Given records:
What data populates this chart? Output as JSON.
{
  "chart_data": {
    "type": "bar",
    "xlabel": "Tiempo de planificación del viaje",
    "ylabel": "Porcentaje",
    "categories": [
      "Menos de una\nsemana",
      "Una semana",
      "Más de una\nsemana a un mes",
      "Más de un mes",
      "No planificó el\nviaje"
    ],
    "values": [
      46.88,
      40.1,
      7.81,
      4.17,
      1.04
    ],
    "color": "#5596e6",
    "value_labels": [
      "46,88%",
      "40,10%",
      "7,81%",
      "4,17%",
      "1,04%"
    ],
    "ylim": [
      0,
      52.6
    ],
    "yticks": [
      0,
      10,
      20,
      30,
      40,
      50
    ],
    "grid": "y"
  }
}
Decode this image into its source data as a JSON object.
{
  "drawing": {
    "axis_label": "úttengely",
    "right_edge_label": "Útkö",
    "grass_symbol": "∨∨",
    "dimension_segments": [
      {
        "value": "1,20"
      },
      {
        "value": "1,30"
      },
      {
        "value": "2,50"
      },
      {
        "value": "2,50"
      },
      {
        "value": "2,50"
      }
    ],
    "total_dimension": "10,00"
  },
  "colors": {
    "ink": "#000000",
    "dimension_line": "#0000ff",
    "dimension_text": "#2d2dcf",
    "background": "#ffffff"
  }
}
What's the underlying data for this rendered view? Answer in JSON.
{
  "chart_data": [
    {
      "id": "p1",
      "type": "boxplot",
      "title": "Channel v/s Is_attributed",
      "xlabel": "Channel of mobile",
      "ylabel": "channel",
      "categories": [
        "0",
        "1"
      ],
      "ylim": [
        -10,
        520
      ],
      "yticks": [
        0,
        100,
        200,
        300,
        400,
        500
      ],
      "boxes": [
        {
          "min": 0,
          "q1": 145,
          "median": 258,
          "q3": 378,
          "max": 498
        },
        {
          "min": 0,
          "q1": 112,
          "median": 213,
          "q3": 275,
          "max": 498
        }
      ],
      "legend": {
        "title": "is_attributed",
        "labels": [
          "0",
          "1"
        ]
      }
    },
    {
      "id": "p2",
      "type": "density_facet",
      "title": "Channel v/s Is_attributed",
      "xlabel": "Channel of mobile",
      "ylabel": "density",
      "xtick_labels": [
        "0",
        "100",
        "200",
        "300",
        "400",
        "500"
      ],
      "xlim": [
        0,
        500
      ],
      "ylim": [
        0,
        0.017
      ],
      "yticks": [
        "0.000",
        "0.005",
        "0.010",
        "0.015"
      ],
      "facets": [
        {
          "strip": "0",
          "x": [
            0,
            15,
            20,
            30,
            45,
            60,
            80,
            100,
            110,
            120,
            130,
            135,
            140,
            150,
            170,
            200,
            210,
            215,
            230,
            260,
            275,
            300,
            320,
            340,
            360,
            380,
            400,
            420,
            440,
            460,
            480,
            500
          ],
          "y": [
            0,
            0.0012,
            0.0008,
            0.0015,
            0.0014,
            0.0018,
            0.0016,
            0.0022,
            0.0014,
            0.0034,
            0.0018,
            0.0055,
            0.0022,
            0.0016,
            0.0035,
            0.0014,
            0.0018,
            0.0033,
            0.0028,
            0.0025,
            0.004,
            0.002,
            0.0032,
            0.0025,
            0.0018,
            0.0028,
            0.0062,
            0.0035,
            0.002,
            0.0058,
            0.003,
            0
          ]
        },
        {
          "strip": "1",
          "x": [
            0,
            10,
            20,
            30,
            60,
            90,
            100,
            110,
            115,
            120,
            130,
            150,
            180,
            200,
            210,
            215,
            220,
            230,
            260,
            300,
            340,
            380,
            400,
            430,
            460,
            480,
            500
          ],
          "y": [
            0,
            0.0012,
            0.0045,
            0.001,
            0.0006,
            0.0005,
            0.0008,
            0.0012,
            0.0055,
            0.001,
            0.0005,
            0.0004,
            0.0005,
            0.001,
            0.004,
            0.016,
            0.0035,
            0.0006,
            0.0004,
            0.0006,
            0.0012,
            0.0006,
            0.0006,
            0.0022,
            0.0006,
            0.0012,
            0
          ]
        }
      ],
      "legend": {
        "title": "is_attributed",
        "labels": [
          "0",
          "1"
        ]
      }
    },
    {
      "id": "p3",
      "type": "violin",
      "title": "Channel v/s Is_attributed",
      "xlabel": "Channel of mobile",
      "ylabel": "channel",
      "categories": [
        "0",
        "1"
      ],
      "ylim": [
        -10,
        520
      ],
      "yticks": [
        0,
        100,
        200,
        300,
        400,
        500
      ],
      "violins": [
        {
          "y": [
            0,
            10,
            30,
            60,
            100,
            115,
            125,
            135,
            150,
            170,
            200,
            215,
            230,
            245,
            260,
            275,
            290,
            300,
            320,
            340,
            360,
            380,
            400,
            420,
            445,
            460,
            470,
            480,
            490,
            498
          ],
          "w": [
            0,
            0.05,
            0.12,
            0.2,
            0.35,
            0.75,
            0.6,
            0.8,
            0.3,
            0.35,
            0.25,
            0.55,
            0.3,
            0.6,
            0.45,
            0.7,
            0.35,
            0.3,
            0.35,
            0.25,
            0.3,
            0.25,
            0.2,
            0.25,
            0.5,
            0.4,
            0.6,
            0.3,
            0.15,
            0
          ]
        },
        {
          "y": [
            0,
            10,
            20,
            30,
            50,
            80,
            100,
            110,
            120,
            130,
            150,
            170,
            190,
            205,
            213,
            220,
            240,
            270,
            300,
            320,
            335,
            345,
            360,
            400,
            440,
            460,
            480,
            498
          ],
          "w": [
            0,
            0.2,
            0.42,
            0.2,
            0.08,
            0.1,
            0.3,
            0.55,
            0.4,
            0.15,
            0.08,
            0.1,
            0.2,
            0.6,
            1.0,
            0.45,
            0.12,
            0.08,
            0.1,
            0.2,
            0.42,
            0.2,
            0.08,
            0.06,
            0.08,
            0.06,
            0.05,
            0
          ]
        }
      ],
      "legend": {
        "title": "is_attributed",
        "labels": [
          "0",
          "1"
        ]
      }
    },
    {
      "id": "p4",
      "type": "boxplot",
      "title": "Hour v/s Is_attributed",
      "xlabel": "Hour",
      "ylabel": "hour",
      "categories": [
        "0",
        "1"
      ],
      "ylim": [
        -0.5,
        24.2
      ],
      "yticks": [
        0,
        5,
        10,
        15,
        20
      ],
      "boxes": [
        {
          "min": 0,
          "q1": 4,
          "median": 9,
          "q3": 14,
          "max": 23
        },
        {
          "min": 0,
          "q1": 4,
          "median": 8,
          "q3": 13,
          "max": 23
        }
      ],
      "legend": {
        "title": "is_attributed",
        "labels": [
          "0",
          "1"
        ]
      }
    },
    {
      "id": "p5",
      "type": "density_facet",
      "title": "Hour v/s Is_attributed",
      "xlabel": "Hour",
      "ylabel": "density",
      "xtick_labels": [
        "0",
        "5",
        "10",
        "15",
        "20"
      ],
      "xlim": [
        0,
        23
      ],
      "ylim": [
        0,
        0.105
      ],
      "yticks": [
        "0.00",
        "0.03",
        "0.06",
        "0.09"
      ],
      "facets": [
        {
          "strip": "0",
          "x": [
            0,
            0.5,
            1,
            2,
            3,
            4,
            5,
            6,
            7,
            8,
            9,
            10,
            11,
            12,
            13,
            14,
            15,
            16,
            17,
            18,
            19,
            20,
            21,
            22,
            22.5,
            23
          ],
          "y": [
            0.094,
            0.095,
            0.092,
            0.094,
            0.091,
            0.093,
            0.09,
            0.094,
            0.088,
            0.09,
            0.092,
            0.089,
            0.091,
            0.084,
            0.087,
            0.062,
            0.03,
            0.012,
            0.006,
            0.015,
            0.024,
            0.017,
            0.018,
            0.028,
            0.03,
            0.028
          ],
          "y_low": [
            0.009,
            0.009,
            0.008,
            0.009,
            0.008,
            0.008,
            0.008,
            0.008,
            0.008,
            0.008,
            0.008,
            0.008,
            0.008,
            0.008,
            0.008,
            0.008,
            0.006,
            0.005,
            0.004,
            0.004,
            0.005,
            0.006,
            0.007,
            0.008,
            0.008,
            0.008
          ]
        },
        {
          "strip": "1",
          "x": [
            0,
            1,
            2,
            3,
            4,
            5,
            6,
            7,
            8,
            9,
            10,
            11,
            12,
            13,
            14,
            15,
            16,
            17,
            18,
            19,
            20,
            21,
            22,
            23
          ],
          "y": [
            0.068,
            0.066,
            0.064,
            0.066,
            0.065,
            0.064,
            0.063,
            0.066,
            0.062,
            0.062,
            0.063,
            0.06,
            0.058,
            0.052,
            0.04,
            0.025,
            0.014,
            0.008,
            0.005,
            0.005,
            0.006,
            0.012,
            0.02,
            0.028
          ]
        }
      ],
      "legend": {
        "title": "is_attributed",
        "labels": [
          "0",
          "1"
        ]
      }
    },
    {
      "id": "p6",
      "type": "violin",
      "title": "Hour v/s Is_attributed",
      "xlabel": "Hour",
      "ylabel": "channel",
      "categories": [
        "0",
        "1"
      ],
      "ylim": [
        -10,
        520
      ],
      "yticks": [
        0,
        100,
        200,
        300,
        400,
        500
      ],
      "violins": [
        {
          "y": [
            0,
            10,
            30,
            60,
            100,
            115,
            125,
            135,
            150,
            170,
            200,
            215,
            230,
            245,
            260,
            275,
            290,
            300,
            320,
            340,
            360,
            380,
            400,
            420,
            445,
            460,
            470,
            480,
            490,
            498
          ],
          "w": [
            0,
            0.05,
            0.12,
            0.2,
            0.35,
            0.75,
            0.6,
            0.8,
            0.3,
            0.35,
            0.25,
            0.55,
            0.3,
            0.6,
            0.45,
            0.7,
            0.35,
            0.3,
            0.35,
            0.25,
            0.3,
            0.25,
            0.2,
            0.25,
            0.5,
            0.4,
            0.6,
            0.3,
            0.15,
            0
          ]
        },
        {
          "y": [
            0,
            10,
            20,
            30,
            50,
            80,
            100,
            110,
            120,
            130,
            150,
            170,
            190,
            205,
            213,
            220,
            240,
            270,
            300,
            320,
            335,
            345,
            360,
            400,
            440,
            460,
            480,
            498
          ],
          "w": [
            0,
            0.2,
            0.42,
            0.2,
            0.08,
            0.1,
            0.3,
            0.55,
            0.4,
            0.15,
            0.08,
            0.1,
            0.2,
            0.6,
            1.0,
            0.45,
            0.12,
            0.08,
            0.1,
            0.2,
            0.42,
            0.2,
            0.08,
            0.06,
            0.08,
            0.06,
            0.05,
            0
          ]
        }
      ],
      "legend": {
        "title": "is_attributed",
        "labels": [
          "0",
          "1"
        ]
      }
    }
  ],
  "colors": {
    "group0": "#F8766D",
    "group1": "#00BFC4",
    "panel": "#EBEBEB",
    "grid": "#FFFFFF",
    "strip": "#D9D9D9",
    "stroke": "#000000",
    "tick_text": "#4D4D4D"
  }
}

Work required:
From the listing above, copy out each line where the word "median" appears.

Right answer:
          "median": 258,
          "median": 213,
          "median": 9,
          "median": 8,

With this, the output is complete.